EXERCISE:
Rewrite every line of the data below as a numbered list, omitting any blank lines.

Layout dataset entries:
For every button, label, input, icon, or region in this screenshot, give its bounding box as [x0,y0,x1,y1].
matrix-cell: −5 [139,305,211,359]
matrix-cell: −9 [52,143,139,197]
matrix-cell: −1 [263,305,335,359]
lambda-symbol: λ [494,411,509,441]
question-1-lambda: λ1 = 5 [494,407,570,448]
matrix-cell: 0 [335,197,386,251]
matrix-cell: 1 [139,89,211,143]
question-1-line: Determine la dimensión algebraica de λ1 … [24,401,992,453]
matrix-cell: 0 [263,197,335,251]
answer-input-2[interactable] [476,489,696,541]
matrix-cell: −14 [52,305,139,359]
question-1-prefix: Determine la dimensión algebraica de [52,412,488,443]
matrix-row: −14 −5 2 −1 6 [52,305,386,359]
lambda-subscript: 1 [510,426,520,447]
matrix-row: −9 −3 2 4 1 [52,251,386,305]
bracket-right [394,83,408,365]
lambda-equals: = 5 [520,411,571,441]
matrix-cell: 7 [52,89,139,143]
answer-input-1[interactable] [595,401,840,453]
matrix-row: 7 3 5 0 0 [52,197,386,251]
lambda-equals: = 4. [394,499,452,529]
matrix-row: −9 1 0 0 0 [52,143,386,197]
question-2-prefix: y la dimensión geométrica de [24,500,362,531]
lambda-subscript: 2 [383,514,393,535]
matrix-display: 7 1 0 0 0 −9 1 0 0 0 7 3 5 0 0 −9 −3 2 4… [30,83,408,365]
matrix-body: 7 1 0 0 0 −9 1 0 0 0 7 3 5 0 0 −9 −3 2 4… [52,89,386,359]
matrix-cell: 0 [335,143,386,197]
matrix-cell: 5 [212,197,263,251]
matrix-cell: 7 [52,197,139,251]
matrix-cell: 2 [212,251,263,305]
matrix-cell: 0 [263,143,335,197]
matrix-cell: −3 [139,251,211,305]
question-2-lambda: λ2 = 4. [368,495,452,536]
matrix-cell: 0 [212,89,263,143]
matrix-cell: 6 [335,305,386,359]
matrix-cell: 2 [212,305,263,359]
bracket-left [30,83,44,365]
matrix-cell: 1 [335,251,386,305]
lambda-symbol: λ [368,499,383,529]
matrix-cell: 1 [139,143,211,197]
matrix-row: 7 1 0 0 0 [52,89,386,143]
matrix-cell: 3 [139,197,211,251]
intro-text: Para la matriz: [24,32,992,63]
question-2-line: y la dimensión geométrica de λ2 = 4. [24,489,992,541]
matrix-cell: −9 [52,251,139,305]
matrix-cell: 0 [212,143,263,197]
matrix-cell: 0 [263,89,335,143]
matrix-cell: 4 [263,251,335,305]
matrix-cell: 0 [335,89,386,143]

THE RESPONSE:
1. For every button, label, input, icon, or region in this screenshot, give its bounding box as [x0,y0,x1,y1].
2. matrix-cell: −5 [139,305,211,359]
3. matrix-cell: −9 [52,143,139,197]
4. matrix-cell: −1 [263,305,335,359]
5. lambda-symbol: λ [494,411,509,441]
6. question-1-lambda: λ1 = 5 [494,407,570,448]
7. matrix-cell: 0 [335,197,386,251]
8. matrix-cell: 1 [139,89,211,143]
9. question-1-line: Determine la dimensión algebraica de λ1 … [24,401,992,453]
10. matrix-cell: 0 [263,197,335,251]
11. answer-input-2[interactable] [476,489,696,541]
12. matrix-cell: −14 [52,305,139,359]
13. question-1-prefix: Determine la dimensión algebraica de [52,412,488,443]
14. matrix-row: −14 −5 2 −1 6 [52,305,386,359]
15. lambda-subscript: 1 [510,426,520,447]
16. matrix-row: −9 −3 2 4 1 [52,251,386,305]
17. bracket-right [394,83,408,365]
18. lambda-equals: = 5 [520,411,571,441]
19. matrix-cell: 7 [52,89,139,143]
20. answer-input-1[interactable] [595,401,840,453]
21. matrix-row: 7 3 5 0 0 [52,197,386,251]
22. lambda-equals: = 4. [394,499,452,529]
23. matrix-row: −9 1 0 0 0 [52,143,386,197]
24. question-2-prefix: y la dimensión geométrica de [24,500,362,531]
25. lambda-subscript: 2 [383,514,393,535]
26. matrix-display: 7 1 0 0 0 −9 1 0 0 0 7 3 5 0 0 −9 −3 2 4… [30,83,408,365]
27. matrix-body: 7 1 0 0 0 −9 1 0 0 0 7 3 5 0 0 −9 −3 2 4… [52,89,386,359]
28. matrix-cell: 0 [335,143,386,197]
29. matrix-cell: 5 [212,197,263,251]
30. matrix-cell: 7 [52,197,139,251]
31. matrix-cell: 2 [212,251,263,305]
32. matrix-cell: 0 [263,143,335,197]
33. matrix-cell: −3 [139,251,211,305]
34. question-2-lambda: λ2 = 4. [368,495,452,536]
35. matrix-cell: 0 [212,89,263,143]
36. matrix-cell: 6 [335,305,386,359]
37. matrix-cell: 2 [212,305,263,359]
38. bracket-left [30,83,44,365]
39. matrix-cell: 1 [335,251,386,305]
40. lambda-symbol: λ [368,499,383,529]
41. matrix-cell: 1 [139,143,211,197]
42. matrix-row: 7 1 0 0 0 [52,89,386,143]
43. matrix-cell: 3 [139,197,211,251]
44. intro-text: Para la matriz: [24,32,992,63]
45. question-2-line: y la dimensión geométrica de λ2 = 4. [24,489,992,541]
46. matrix-cell: −9 [52,251,139,305]
47. matrix-cell: 0 [212,143,263,197]
48. matrix-cell: 0 [263,89,335,143]
49. matrix-cell: 4 [263,251,335,305]
50. matrix-cell: 0 [335,89,386,143]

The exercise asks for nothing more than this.